**WHAT IS NEEDED**: Take every line that has the string "BUST" and copy it out.

**ENTRIES PROVIDED**:
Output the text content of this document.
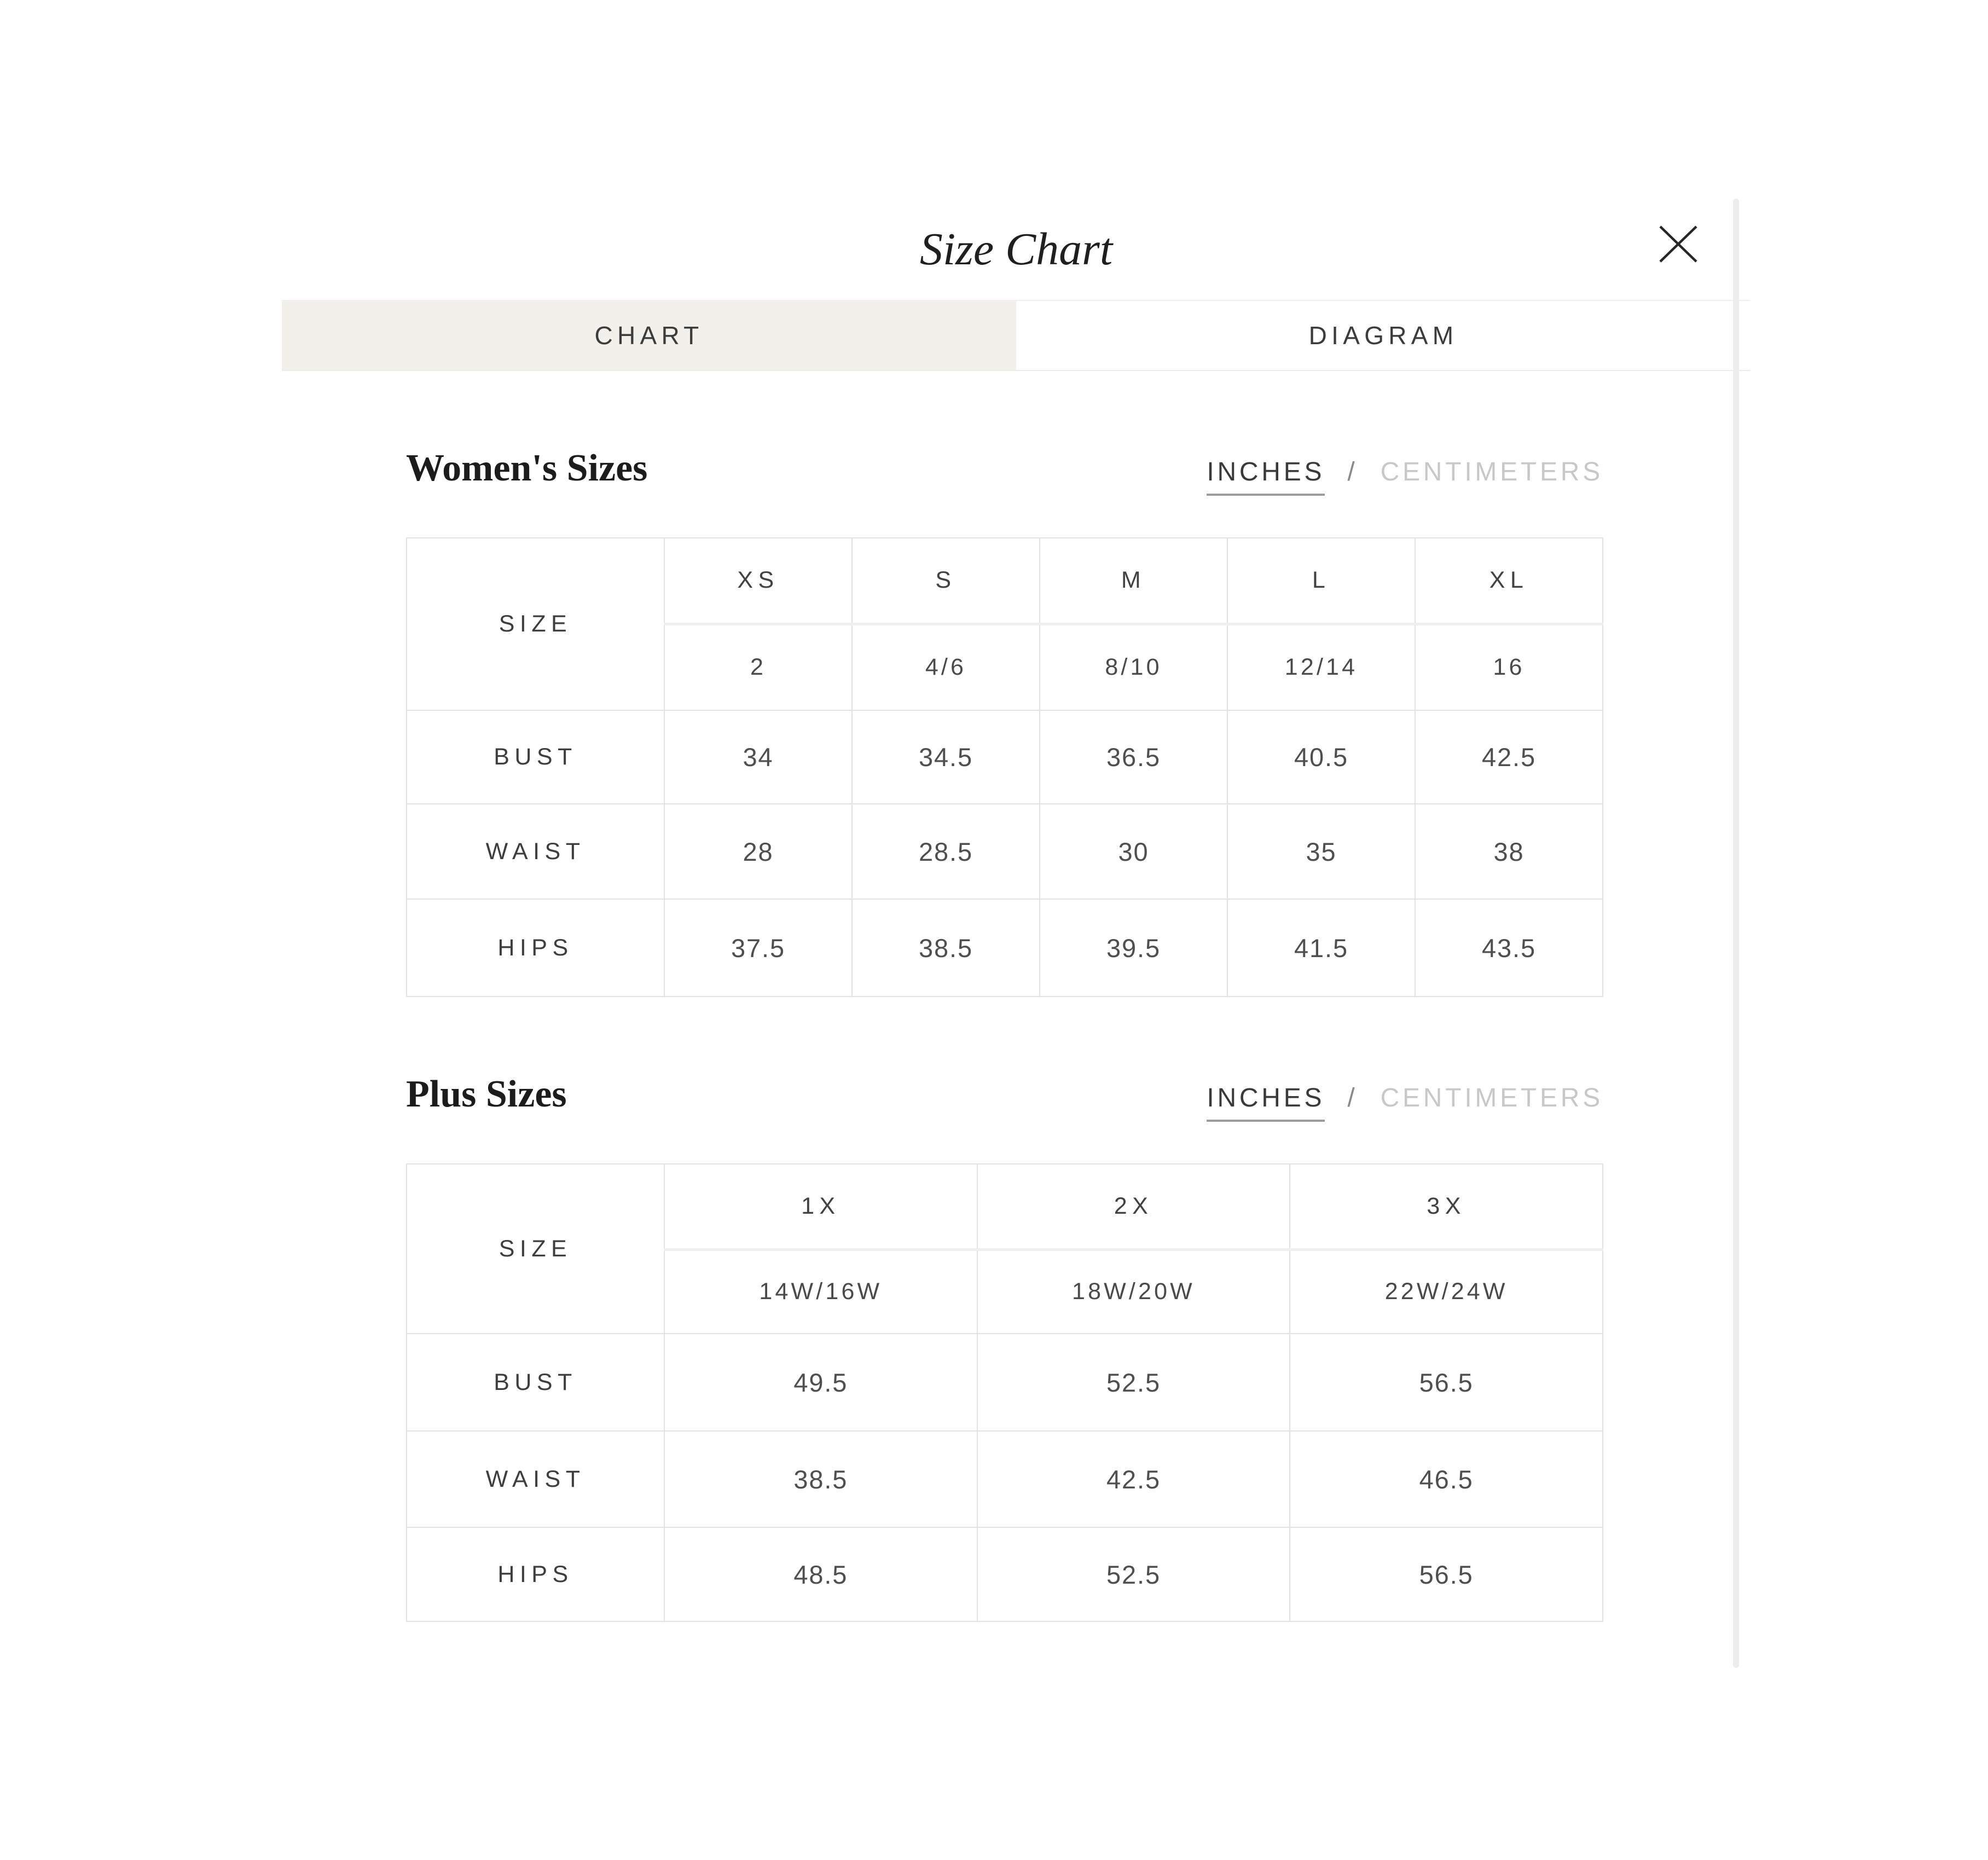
Size Chart
CHART	DIAGRAM
Women's Sizes	INCHES / CENTIMETERS
SIZE	XS	S	M	L	XL
	2	4/6	8/10	12/14	16
BUST	34	34.5	36.5	40.5	42.5
WAIST	28	28.5	30	35	38
HIPS	37.5	38.5	39.5	41.5	43.5
Plus Sizes	INCHES / CENTIMETERS
SIZE	1X	2X	3X
	14W/16W	18W/20W	22W/24W
BUST	49.5	52.5	56.5
WAIST	38.5	42.5	46.5
HIPS	48.5	52.5	56.5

**ANSWER TO THIS TASK**:
BUST	34	34.5	36.5	40.5	42.5
BUST	49.5	52.5	56.5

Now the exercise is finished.